## Direction
Transcribe every line of the listing below without any deviation.

## Material shown
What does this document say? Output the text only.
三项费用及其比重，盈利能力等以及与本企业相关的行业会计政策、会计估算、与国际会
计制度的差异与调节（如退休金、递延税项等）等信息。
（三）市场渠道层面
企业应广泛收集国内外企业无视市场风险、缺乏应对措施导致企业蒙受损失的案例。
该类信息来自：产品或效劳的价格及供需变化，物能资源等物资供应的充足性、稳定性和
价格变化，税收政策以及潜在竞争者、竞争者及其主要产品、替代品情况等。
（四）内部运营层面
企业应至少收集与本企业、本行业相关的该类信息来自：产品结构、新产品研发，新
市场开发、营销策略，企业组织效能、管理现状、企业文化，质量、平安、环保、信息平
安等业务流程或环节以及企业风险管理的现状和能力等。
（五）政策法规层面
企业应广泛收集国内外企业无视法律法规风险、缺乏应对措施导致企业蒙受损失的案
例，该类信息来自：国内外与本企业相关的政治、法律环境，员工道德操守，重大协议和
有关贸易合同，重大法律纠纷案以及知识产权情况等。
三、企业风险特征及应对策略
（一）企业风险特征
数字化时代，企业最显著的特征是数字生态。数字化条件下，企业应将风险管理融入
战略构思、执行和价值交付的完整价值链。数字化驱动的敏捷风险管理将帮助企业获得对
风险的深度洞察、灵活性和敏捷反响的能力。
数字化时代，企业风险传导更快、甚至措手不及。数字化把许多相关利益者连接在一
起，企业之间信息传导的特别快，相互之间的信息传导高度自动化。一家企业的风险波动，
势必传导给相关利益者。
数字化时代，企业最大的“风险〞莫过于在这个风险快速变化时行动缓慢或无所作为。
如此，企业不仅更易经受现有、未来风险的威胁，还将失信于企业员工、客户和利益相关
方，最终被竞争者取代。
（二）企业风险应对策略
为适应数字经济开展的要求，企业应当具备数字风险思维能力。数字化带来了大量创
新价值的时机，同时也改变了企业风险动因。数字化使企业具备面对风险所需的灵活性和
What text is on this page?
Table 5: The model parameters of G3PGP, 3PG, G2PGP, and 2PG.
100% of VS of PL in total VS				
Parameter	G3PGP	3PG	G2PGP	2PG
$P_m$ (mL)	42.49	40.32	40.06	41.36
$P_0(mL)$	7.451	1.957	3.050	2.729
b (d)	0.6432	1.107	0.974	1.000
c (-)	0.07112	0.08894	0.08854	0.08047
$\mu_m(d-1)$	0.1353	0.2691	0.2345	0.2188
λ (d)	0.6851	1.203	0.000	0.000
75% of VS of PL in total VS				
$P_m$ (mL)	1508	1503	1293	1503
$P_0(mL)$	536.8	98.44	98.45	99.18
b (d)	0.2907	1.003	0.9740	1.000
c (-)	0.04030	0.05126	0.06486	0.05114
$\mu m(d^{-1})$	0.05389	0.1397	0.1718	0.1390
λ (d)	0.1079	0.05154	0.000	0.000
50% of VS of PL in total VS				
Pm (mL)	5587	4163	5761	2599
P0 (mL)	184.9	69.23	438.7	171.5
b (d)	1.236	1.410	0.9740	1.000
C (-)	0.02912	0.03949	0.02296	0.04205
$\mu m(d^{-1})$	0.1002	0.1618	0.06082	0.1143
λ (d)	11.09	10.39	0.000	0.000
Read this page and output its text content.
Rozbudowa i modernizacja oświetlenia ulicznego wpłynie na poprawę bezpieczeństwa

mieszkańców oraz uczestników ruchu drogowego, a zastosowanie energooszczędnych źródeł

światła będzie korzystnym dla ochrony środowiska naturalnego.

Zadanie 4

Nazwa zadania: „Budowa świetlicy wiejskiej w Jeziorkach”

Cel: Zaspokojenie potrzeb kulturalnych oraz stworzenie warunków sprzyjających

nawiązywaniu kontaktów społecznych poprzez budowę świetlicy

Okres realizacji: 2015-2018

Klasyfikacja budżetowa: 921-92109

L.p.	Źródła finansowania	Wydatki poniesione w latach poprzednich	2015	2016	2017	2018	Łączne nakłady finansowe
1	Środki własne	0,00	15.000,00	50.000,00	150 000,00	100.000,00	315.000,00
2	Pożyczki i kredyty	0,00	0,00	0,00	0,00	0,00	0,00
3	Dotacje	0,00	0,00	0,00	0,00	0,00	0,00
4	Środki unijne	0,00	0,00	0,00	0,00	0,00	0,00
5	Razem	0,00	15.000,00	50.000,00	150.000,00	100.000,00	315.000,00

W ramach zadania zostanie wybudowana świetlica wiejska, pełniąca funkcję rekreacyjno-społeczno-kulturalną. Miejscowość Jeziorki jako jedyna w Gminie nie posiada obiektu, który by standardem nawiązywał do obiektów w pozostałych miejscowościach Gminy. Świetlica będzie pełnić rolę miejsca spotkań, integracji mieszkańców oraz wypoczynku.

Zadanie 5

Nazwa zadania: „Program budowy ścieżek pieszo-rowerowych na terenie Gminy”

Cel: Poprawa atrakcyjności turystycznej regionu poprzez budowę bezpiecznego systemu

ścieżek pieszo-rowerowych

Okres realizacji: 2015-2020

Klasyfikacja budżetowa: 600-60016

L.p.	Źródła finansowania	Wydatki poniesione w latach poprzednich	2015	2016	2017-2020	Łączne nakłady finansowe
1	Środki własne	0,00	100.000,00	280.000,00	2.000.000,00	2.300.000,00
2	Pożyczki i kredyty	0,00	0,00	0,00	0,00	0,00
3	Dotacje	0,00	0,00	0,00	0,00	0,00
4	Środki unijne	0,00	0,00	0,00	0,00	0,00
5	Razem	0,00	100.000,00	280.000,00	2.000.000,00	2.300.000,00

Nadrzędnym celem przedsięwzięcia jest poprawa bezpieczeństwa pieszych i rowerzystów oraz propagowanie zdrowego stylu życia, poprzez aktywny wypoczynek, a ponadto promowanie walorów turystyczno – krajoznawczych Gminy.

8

## Expected output
What does this document say? Output the text only.
三项费用及其比重，盈利能力等以及与本企业相关的行业会计政策、会计估算、与国际会
计制度的差异与调节（如退休金、递延税项等）等信息。
（三）市场渠道层面
企业应广泛收集国内外企业无视市场风险、缺乏应对措施导致企业蒙受损失的案例。
该类信息来自：产品或效劳的价格及供需变化，物能资源等物资供应的充足性、稳定性和
价格变化，税收政策以及潜在竞争者、竞争者及其主要产品、替代品情况等。
（四）内部运营层面
企业应至少收集与本企业、本行业相关的该类信息来自：产品结构、新产品研发，新
市场开发、营销策略，企业组织效能、管理现状、企业文化，质量、平安、环保、信息平
安等业务流程或环节以及企业风险管理的现状和能力等。
（五）政策法规层面
企业应广泛收集国内外企业无视法律法规风险、缺乏应对措施导致企业蒙受损失的案
例，该类信息来自：国内外与本企业相关的政治、法律环境，员工道德操守，重大协议和
有关贸易合同，重大法律纠纷案以及知识产权情况等。
三、企业风险特征及应对策略
（一）企业风险特征
数字化时代，企业最显著的特征是数字生态。数字化条件下，企业应将风险管理融入
战略构思、执行和价值交付的完整价值链。数字化驱动的敏捷风险管理将帮助企业获得对
风险的深度洞察、灵活性和敏捷反响的能力。
数字化时代，企业风险传导更快、甚至措手不及。数字化把许多相关利益者连接在一
起，企业之间信息传导的特别快，相互之间的信息传导高度自动化。一家企业的风险波动，
势必传导给相关利益者。
数字化时代，企业最大的“风险〞莫过于在这个风险快速变化时行动缓慢或无所作为。
如此，企业不仅更易经受现有、未来风险的威胁，还将失信于企业员工、客户和利益相关
方，最终被竞争者取代。
（二）企业风险应对策略
为适应数字经济开展的要求，企业应当具备数字风险思维能力。数字化带来了大量创
新价值的时机，同时也改变了企业风险动因。数字化使企业具备面对风险所需的灵活性和
What text is on this page?
Table 5: The model parameters of G3PGP, 3PG, G2PGP, and 2PG.
100% of VS of PL in total VS				
Parameter	G3PGP	3PG	G2PGP	2PG
$P_m$ (mL)	42.49	40.32	40.06	41.36
$P_0(mL)$	7.451	1.957	3.050	2.729
b (d)	0.6432	1.107	0.974	1.000
c (-)	0.07112	0.08894	0.08854	0.08047
$\mu_m(d-1)$	0.1353	0.2691	0.2345	0.2188
λ (d)	0.6851	1.203	0.000	0.000
75% of VS of PL in total VS				
$P_m$ (mL)	1508	1503	1293	1503
$P_0(mL)$	536.8	98.44	98.45	99.18
b (d)	0.2907	1.003	0.9740	1.000
c (-)	0.04030	0.05126	0.06486	0.05114
$\mu m(d^{-1})$	0.05389	0.1397	0.1718	0.1390
λ (d)	0.1079	0.05154	0.000	0.000
50% of VS of PL in total VS				
Pm (mL)	5587	4163	5761	2599
P0 (mL)	184.9	69.23	438.7	171.5
b (d)	1.236	1.410	0.9740	1.000
C (-)	0.02912	0.03949	0.02296	0.04205
$\mu m(d^{-1})$	0.1002	0.1618	0.06082	0.1143
λ (d)	11.09	10.39	0.000	0.000
Read this page and output its text content.
Rozbudowa i modernizacja oświetlenia ulicznego wpłynie na poprawę bezpieczeństwa

mieszkańców oraz uczestników ruchu drogowego, a zastosowanie energooszczędnych źródeł

światła będzie korzystnym dla ochrony środowiska naturalnego.

Zadanie 4

Nazwa zadania: „Budowa świetlicy wiejskiej w Jeziorkach”

Cel: Zaspokojenie potrzeb kulturalnych oraz stworzenie warunków sprzyjających

nawiązywaniu kontaktów społecznych poprzez budowę świetlicy

Okres realizacji: 2015-2018

Klasyfikacja budżetowa: 921-92109

L.p.	Źródła finansowania	Wydatki poniesione w latach poprzednich	2015	2016	2017	2018	Łączne nakłady finansowe
1	Środki własne	0,00	15.000,00	50.000,00	150 000,00	100.000,00	315.000,00
2	Pożyczki i kredyty	0,00	0,00	0,00	0,00	0,00	0,00
3	Dotacje	0,00	0,00	0,00	0,00	0,00	0,00
4	Środki unijne	0,00	0,00	0,00	0,00	0,00	0,00
5	Razem	0,00	15.000,00	50.000,00	150.000,00	100.000,00	315.000,00

W ramach zadania zostanie wybudowana świetlica wiejska, pełniąca funkcję rekreacyjno-społeczno-kulturalną. Miejscowość Jeziorki jako jedyna w Gminie nie posiada obiektu, który by standardem nawiązywał do obiektów w pozostałych miejscowościach Gminy. Świetlica będzie pełnić rolę miejsca spotkań, integracji mieszkańców oraz wypoczynku.

Zadanie 5

Nazwa zadania: „Program budowy ścieżek pieszo-rowerowych na terenie Gminy”

Cel: Poprawa atrakcyjności turystycznej regionu poprzez budowę bezpiecznego systemu

ścieżek pieszo-rowerowych

Okres realizacji: 2015-2020

Klasyfikacja budżetowa: 600-60016

L.p.	Źródła finansowania	Wydatki poniesione w latach poprzednich	2015	2016	2017-2020	Łączne nakłady finansowe
1	Środki własne	0,00	100.000,00	280.000,00	2.000.000,00	2.300.000,00
2	Pożyczki i kredyty	0,00	0,00	0,00	0,00	0,00
3	Dotacje	0,00	0,00	0,00	0,00	0,00
4	Środki unijne	0,00	0,00	0,00	0,00	0,00
5	Razem	0,00	100.000,00	280.000,00	2.000.000,00	2.300.000,00

Nadrzędnym celem przedsięwzięcia jest poprawa bezpieczeństwa pieszych i rowerzystów oraz propagowanie zdrowego stylu życia, poprzez aktywny wypoczynek, a ponadto promowanie walorów turystyczno – krajoznawczych Gminy.

8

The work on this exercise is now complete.